_WORKING DATA_
........
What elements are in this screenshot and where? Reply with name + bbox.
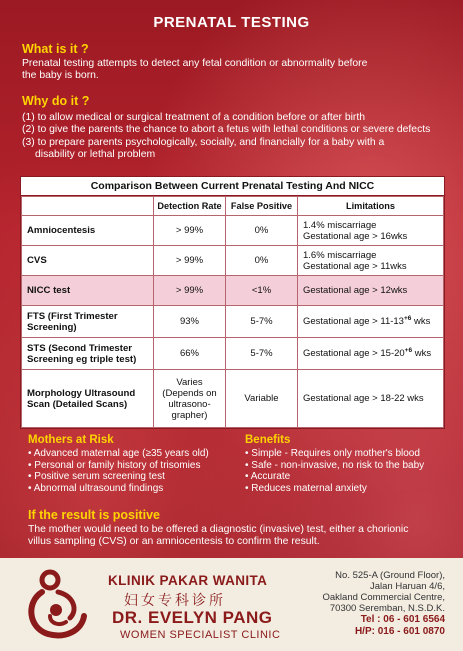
........
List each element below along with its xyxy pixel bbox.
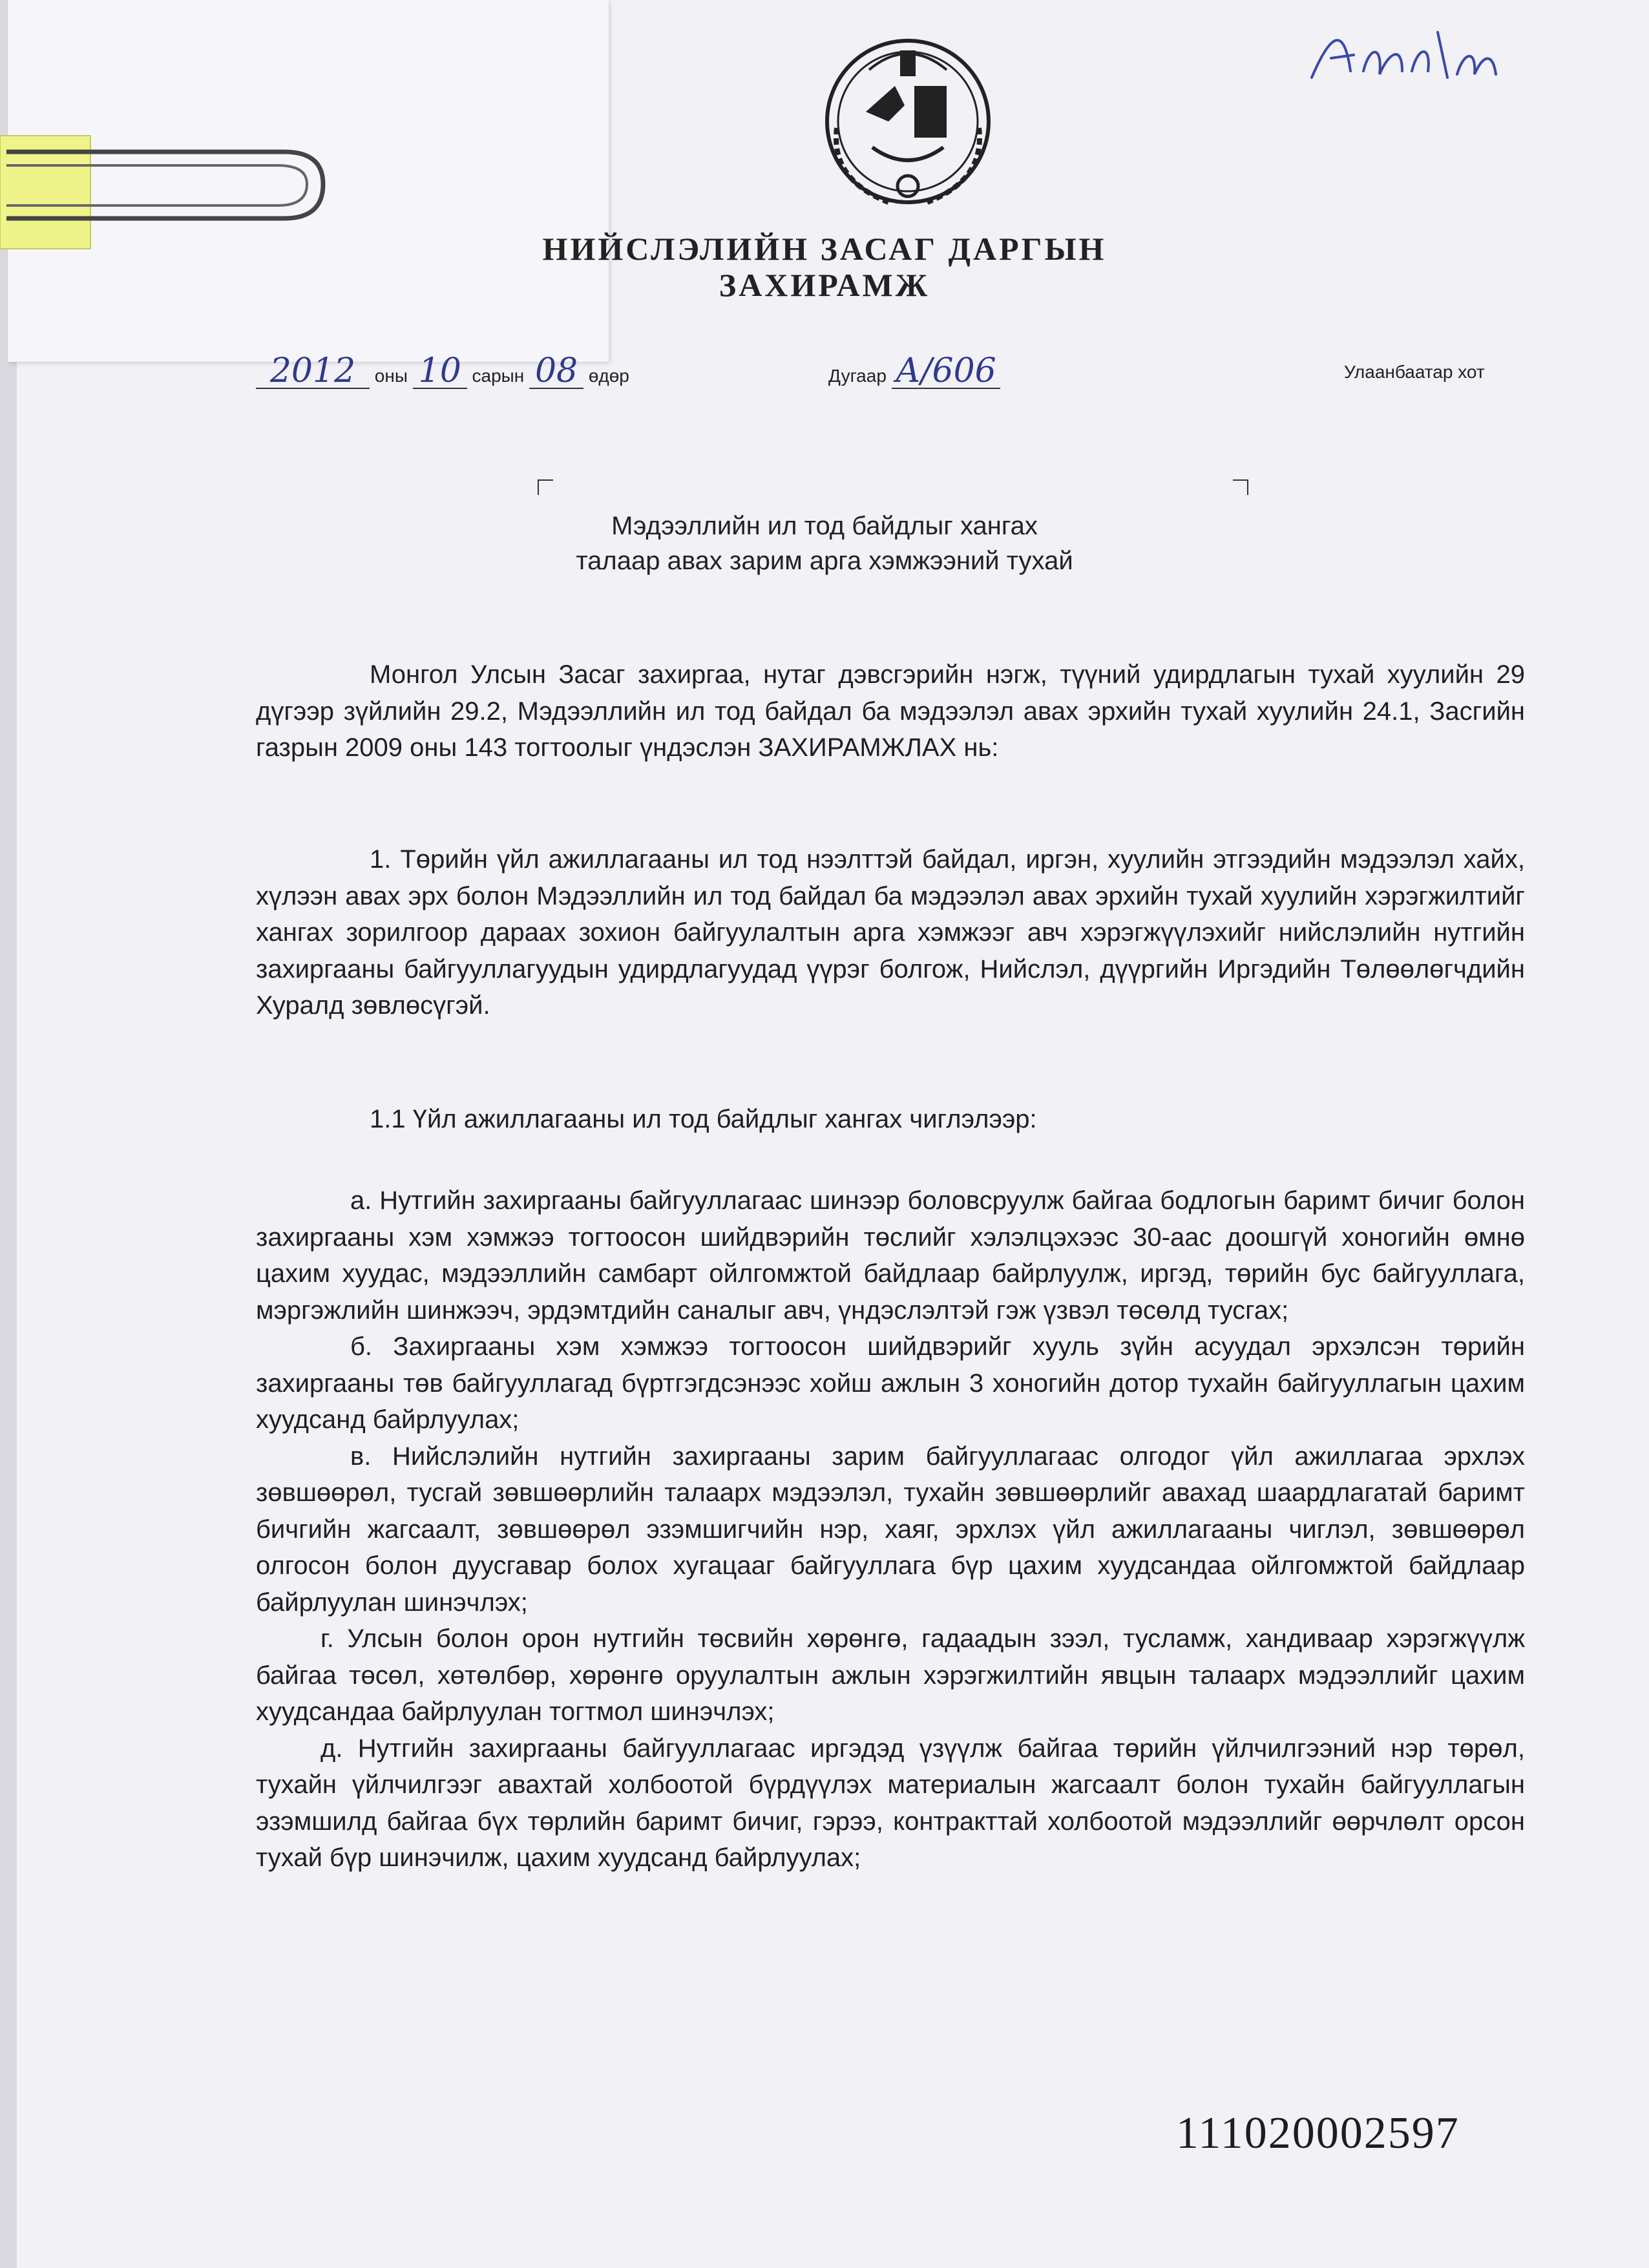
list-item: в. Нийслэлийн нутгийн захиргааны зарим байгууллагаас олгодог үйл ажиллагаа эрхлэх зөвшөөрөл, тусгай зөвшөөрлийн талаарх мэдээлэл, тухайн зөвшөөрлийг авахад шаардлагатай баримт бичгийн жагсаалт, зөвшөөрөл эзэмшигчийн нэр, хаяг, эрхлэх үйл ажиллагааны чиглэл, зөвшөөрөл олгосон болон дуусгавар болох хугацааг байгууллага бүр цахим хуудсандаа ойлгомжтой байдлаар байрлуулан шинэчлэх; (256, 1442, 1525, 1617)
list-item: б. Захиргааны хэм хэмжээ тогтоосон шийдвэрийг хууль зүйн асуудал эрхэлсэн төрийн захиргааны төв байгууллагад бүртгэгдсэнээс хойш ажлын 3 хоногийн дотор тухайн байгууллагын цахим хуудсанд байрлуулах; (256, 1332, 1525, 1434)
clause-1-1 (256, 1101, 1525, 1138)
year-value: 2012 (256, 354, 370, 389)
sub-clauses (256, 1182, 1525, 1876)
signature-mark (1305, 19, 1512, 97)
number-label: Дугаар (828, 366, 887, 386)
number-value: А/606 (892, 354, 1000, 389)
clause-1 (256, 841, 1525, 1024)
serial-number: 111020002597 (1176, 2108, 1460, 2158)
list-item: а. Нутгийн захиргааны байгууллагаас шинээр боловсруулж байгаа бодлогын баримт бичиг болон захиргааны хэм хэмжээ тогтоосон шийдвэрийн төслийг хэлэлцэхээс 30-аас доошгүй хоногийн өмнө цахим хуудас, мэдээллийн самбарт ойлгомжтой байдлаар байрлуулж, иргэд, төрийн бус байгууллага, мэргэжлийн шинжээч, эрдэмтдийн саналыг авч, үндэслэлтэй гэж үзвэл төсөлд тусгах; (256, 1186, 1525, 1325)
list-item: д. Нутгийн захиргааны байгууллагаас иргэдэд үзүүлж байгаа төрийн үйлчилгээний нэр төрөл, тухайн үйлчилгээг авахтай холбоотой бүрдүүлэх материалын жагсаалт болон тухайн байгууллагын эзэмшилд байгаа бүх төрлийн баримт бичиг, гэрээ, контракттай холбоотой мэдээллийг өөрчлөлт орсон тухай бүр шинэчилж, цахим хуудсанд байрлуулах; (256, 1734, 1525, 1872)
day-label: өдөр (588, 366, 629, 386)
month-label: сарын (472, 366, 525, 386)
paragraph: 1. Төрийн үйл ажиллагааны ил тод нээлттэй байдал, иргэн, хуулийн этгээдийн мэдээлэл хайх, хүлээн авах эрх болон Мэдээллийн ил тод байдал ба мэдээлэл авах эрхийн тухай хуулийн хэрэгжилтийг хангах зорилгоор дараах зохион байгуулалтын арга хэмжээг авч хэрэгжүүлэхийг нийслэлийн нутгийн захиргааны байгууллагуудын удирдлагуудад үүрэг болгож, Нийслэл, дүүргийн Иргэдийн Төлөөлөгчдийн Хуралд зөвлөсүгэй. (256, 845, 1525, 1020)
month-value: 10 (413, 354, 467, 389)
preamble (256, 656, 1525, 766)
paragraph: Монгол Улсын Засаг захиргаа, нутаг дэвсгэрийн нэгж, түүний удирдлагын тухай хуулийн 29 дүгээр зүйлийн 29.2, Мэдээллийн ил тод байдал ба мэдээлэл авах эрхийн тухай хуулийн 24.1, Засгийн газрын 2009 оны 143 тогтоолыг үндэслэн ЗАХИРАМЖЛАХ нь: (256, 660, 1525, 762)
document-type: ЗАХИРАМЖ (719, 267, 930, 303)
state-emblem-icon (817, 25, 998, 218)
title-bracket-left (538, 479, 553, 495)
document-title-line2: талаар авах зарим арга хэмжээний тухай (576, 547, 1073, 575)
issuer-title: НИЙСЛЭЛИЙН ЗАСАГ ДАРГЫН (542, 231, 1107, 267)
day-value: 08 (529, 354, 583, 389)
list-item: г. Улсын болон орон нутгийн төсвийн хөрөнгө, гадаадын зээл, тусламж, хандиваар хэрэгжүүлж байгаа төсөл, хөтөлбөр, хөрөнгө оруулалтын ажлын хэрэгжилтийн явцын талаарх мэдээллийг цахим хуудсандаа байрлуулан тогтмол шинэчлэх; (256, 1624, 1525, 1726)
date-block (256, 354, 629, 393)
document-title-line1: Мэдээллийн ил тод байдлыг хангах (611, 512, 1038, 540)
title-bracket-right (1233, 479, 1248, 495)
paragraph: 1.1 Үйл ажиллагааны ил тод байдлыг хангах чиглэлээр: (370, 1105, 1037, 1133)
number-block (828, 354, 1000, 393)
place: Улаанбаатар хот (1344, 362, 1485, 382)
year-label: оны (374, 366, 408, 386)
........
_TASK REQUIREMENTS_
In the listing, from the line with "List each element" up to and including the line with "paragraph: 1. Төрийн", swap "list-item" for "entry" and keep everything else unchanged. Reproduce those lines without the pictures.

_EXPECTED ANSWER_
List each element below along with its xyxy pixel bbox.
entry: в. Нийслэлийн нутгийн захиргааны зарим байгууллагаас олгодог үйл ажиллагаа эрхлэх зөвшөөрөл, тусгай зөвшөөрлийн талаарх мэдээлэл, тухайн зөвшөөрлийг авахад шаардлагатай баримт бичгийн жагсаалт, зөвшөөрөл эзэмшигчийн нэр, хаяг, эрхлэх үйл ажиллагааны чиглэл, зөвшөөрөл олгосон болон дуусгавар болох хугацааг байгууллага бүр цахим хуудсандаа ойлгомжтой байдлаар байрлуулан шинэчлэх; (256, 1442, 1525, 1617)
entry: б. Захиргааны хэм хэмжээ тогтоосон шийдвэрийг хууль зүйн асуудал эрхэлсэн төрийн захиргааны төв байгууллагад бүртгэгдсэнээс хойш ажлын 3 хоногийн дотор тухайн байгууллагын цахим хуудсанд байрлуулах; (256, 1332, 1525, 1434)
clause-1-1 (256, 1101, 1525, 1138)
year-value: 2012 (256, 354, 370, 389)
sub-clauses (256, 1182, 1525, 1876)
signature-mark (1305, 19, 1512, 97)
number-label: Дугаар (828, 366, 887, 386)
number-value: А/606 (892, 354, 1000, 389)
clause-1 (256, 841, 1525, 1024)
serial-number: 111020002597 (1176, 2108, 1460, 2158)
entry: а. Нутгийн захиргааны байгууллагаас шинээр боловсруулж байгаа бодлогын баримт бичиг болон захиргааны хэм хэмжээ тогтоосон шийдвэрийн төслийг хэлэлцэхээс 30-аас доошгүй хоногийн өмнө цахим хуудас, мэдээллийн самбарт ойлгомжтой байдлаар байрлуулж, иргэд, төрийн бус байгууллага, мэргэжлийн шинжээч, эрдэмтдийн саналыг авч, үндэслэлтэй гэж үзвэл төсөлд тусгах; (256, 1186, 1525, 1325)
entry: д. Нутгийн захиргааны байгууллагаас иргэдэд үзүүлж байгаа төрийн үйлчилгээний нэр төрөл, тухайн үйлчилгээг авахтай холбоотой бүрдүүлэх материалын жагсаалт болон тухайн байгууллагын эзэмшилд байгаа бүх төрлийн баримт бичиг, гэрээ, контракттай холбоотой мэдээллийг өөрчлөлт орсон тухай бүр шинэчилж, цахим хуудсанд байрлуулах; (256, 1734, 1525, 1872)
day-label: өдөр (588, 366, 629, 386)
month-label: сарын (472, 366, 525, 386)
paragraph: 1. Төрийн үйл ажиллагааны ил тод нээлттэй байдал, иргэн, хуулийн этгээдийн мэдээлэл хайх, хүлээн авах эрх болон Мэдээллийн ил тод байдал ба мэдээлэл авах эрхийн тухай хуулийн хэрэгжилтийг хангах зорилгоор дараах зохион байгуулалтын арга хэмжээг авч хэрэгжүүлэхийг нийслэлийн нутгийн захиргааны байгууллагуудын удирдлагуудад үүрэг болгож, Нийслэл, дүүргийн Иргэдийн Төлөөлөгчдийн Хуралд зөвлөсүгэй. (256, 845, 1525, 1020)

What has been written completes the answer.